--- AIM ---
Quote the data below in full, please, without altering anything.

Data entries

-------------------------

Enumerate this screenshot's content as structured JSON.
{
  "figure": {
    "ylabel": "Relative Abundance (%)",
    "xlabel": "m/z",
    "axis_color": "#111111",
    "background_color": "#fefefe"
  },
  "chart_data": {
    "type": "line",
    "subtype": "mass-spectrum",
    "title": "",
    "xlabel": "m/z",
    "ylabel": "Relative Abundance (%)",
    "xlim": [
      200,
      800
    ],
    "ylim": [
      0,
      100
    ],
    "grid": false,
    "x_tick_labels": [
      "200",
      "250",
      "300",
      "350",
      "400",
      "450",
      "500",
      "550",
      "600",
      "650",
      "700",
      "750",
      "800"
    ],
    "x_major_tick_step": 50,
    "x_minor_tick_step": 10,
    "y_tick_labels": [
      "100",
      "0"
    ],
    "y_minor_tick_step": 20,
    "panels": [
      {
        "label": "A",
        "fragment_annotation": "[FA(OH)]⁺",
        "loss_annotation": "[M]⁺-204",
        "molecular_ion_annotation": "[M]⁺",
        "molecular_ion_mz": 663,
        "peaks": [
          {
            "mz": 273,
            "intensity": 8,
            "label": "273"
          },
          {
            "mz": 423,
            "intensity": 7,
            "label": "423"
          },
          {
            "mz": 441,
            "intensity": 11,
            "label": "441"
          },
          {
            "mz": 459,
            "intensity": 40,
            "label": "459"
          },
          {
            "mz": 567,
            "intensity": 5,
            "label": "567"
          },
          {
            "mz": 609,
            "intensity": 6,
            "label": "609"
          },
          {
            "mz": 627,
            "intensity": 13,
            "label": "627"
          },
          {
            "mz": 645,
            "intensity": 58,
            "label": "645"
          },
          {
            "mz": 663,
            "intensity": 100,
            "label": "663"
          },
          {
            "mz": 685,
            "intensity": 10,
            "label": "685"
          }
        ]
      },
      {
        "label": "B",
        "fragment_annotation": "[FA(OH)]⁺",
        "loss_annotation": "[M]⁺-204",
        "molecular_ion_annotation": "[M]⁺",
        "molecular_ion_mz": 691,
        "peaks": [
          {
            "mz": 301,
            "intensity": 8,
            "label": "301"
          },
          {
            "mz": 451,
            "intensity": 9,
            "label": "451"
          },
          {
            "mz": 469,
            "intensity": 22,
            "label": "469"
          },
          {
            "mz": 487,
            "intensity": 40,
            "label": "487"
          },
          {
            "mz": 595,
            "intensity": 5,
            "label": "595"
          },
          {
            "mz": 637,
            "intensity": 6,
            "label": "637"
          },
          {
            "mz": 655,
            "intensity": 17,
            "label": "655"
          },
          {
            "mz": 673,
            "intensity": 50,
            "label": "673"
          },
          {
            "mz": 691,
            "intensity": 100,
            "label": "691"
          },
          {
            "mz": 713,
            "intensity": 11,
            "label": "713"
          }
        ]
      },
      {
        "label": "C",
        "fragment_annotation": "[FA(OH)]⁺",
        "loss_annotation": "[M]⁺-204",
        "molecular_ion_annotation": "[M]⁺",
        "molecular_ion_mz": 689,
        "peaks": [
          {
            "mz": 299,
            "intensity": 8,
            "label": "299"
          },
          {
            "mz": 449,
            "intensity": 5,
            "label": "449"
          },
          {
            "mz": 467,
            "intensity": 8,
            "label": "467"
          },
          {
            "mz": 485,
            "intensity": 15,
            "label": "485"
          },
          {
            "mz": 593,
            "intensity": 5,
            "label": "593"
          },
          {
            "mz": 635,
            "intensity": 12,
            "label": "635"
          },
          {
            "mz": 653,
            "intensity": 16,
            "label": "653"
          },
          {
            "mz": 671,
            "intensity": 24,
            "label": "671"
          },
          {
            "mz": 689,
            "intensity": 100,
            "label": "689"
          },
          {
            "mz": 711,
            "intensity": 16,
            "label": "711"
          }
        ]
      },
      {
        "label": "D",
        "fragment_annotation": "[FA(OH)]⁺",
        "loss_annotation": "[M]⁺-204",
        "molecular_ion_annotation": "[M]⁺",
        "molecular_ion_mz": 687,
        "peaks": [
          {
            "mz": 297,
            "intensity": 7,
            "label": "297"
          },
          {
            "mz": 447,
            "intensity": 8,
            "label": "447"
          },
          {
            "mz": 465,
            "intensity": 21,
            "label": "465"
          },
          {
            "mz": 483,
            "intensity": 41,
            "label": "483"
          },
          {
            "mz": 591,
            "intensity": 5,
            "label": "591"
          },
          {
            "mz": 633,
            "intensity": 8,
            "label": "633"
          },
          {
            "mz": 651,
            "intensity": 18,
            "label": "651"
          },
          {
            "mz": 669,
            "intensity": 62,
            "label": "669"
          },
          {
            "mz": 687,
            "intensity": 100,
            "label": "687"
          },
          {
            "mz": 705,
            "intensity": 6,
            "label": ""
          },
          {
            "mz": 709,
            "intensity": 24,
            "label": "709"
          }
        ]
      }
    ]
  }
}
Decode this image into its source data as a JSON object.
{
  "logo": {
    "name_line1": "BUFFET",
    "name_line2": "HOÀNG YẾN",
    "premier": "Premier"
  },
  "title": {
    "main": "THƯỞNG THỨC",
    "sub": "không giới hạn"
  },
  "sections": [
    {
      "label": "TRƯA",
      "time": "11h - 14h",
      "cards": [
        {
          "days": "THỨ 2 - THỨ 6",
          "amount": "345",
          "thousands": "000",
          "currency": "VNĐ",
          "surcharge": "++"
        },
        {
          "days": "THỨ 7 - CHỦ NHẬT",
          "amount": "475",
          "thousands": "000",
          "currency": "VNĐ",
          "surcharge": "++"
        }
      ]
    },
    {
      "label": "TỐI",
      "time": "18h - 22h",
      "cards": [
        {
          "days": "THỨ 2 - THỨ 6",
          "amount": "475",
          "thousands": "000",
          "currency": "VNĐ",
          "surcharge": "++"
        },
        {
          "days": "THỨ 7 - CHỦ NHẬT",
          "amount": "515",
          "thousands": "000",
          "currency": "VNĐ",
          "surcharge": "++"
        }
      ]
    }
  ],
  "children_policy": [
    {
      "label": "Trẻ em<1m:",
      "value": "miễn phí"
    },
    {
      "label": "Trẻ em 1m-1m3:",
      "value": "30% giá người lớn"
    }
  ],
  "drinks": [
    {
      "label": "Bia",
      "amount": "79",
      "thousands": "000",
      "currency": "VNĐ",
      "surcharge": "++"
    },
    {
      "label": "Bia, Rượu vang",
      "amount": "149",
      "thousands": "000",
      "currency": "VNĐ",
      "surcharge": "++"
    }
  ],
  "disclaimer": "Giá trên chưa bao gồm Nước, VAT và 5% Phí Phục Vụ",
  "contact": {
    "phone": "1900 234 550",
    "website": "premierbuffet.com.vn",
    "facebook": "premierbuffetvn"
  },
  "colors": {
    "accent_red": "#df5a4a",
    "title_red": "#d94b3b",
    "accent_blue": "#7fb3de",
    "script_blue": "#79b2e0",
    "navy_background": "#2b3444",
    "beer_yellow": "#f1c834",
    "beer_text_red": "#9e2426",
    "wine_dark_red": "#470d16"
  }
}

-------------------------

--- ANSWER BELOW ---
Enumerate this screenshot's content as structured JSON.
{
  "figure": {
    "ylabel": "Relative Abundance (%)",
    "xlabel": "m/z",
    "axis_color": "#111111",
    "background_color": "#fefefe"
  },
  "chart_data": {
    "type": "line",
    "subtype": "mass-spectrum",
    "title": "",
    "xlabel": "m/z",
    "ylabel": "Relative Abundance (%)",
    "xlim": [
      200,
      800
    ],
    "ylim": [
      0,
      100
    ],
    "grid": false,
    "x_tick_labels": [
      "200",
      "250",
      "300",
      "350",
      "400",
      "450",
      "500",
      "550",
      "600",
      "650",
      "700",
      "750",
      "800"
    ],
    "x_major_tick_step": 50,
    "x_minor_tick_step": 10,
    "y_tick_labels": [
      "100",
      "0"
    ],
    "y_minor_tick_step": 20,
    "panels": [
      {
        "label": "A",
        "fragment_annotation": "[FA(OH)]⁺",
        "loss_annotation": "[M]⁺-204",
        "molecular_ion_annotation": "[M]⁺",
        "molecular_ion_mz": 663,
        "peaks": [
          {
            "mz": 273,
            "intensity": 8,
            "label": "273"
          },
          {
            "mz": 423,
            "intensity": 7,
            "label": "423"
          },
          {
            "mz": 441,
            "intensity": 11,
            "label": "441"
          },
          {
            "mz": 459,
            "intensity": 40,
            "label": "459"
          },
          {
            "mz": 567,
            "intensity": 5,
            "label": "567"
          },
          {
            "mz": 609,
            "intensity": 6,
            "label": "609"
          },
          {
            "mz": 627,
            "intensity": 13,
            "label": "627"
          },
          {
            "mz": 645,
            "intensity": 58,
            "label": "645"
          },
          {
            "mz": 663,
            "intensity": 100,
            "label": "663"
          },
          {
            "mz": 685,
            "intensity": 10,
            "label": "685"
          }
        ]
      },
      {
        "label": "B",
        "fragment_annotation": "[FA(OH)]⁺",
        "loss_annotation": "[M]⁺-204",
        "molecular_ion_annotation": "[M]⁺",
        "molecular_ion_mz": 691,
        "peaks": [
          {
            "mz": 301,
            "intensity": 8,
            "label": "301"
          },
          {
            "mz": 451,
            "intensity": 9,
            "label": "451"
          },
          {
            "mz": 469,
            "intensity": 22,
            "label": "469"
          },
          {
            "mz": 487,
            "intensity": 40,
            "label": "487"
          },
          {
            "mz": 595,
            "intensity": 5,
            "label": "595"
          },
          {
            "mz": 637,
            "intensity": 6,
            "label": "637"
          },
          {
            "mz": 655,
            "intensity": 17,
            "label": "655"
          },
          {
            "mz": 673,
            "intensity": 50,
            "label": "673"
          },
          {
            "mz": 691,
            "intensity": 100,
            "label": "691"
          },
          {
            "mz": 713,
            "intensity": 11,
            "label": "713"
          }
        ]
      },
      {
        "label": "C",
        "fragment_annotation": "[FA(OH)]⁺",
        "loss_annotation": "[M]⁺-204",
        "molecular_ion_annotation": "[M]⁺",
        "molecular_ion_mz": 689,
        "peaks": [
          {
            "mz": 299,
            "intensity": 8,
            "label": "299"
          },
          {
            "mz": 449,
            "intensity": 5,
            "label": "449"
          },
          {
            "mz": 467,
            "intensity": 8,
            "label": "467"
          },
          {
            "mz": 485,
            "intensity": 15,
            "label": "485"
          },
          {
            "mz": 593,
            "intensity": 5,
            "label": "593"
          },
          {
            "mz": 635,
            "intensity": 12,
            "label": "635"
          },
          {
            "mz": 653,
            "intensity": 16,
            "label": "653"
          },
          {
            "mz": 671,
            "intensity": 24,
            "label": "671"
          },
          {
            "mz": 689,
            "intensity": 100,
            "label": "689"
          },
          {
            "mz": 711,
            "intensity": 16,
            "label": "711"
          }
        ]
      },
      {
        "label": "D",
        "fragment_annotation": "[FA(OH)]⁺",
        "loss_annotation": "[M]⁺-204",
        "molecular_ion_annotation": "[M]⁺",
        "molecular_ion_mz": 687,
        "peaks": [
          {
            "mz": 297,
            "intensity": 7,
            "label": "297"
          },
          {
            "mz": 447,
            "intensity": 8,
            "label": "447"
          },
          {
            "mz": 465,
            "intensity": 21,
            "label": "465"
          },
          {
            "mz": 483,
            "intensity": 41,
            "label": "483"
          },
          {
            "mz": 591,
            "intensity": 5,
            "label": "591"
          },
          {
            "mz": 633,
            "intensity": 8,
            "label": "633"
          },
          {
            "mz": 651,
            "intensity": 18,
            "label": "651"
          },
          {
            "mz": 669,
            "intensity": 62,
            "label": "669"
          },
          {
            "mz": 687,
            "intensity": 100,
            "label": "687"
          },
          {
            "mz": 705,
            "intensity": 6,
            "label": ""
          },
          {
            "mz": 709,
            "intensity": 24,
            "label": "709"
          }
        ]
      }
    ]
  }
}
Decode this image into its source data as a JSON object.
{
  "logo": {
    "name_line1": "BUFFET",
    "name_line2": "HOÀNG YẾN",
    "premier": "Premier"
  },
  "title": {
    "main": "THƯỞNG THỨC",
    "sub": "không giới hạn"
  },
  "sections": [
    {
      "label": "TRƯA",
      "time": "11h - 14h",
      "cards": [
        {
          "days": "THỨ 2 - THỨ 6",
          "amount": "345",
          "thousands": "000",
          "currency": "VNĐ",
          "surcharge": "++"
        },
        {
          "days": "THỨ 7 - CHỦ NHẬT",
          "amount": "475",
          "thousands": "000",
          "currency": "VNĐ",
          "surcharge": "++"
        }
      ]
    },
    {
      "label": "TỐI",
      "time": "18h - 22h",
      "cards": [
        {
          "days": "THỨ 2 - THỨ 6",
          "amount": "475",
          "thousands": "000",
          "currency": "VNĐ",
          "surcharge": "++"
        },
        {
          "days": "THỨ 7 - CHỦ NHẬT",
          "amount": "515",
          "thousands": "000",
          "currency": "VNĐ",
          "surcharge": "++"
        }
      ]
    }
  ],
  "children_policy": [
    {
      "label": "Trẻ em<1m:",
      "value": "miễn phí"
    },
    {
      "label": "Trẻ em 1m-1m3:",
      "value": "30% giá người lớn"
    }
  ],
  "drinks": [
    {
      "label": "Bia",
      "amount": "79",
      "thousands": "000",
      "currency": "VNĐ",
      "surcharge": "++"
    },
    {
      "label": "Bia, Rượu vang",
      "amount": "149",
      "thousands": "000",
      "currency": "VNĐ",
      "surcharge": "++"
    }
  ],
  "disclaimer": "Giá trên chưa bao gồm Nước, VAT và 5% Phí Phục Vụ",
  "contact": {
    "phone": "1900 234 550",
    "website": "premierbuffet.com.vn",
    "facebook": "premierbuffetvn"
  },
  "colors": {
    "accent_red": "#df5a4a",
    "title_red": "#d94b3b",
    "accent_blue": "#7fb3de",
    "script_blue": "#79b2e0",
    "navy_background": "#2b3444",
    "beer_yellow": "#f1c834",
    "beer_text_red": "#9e2426",
    "wine_dark_red": "#470d16"
  }
}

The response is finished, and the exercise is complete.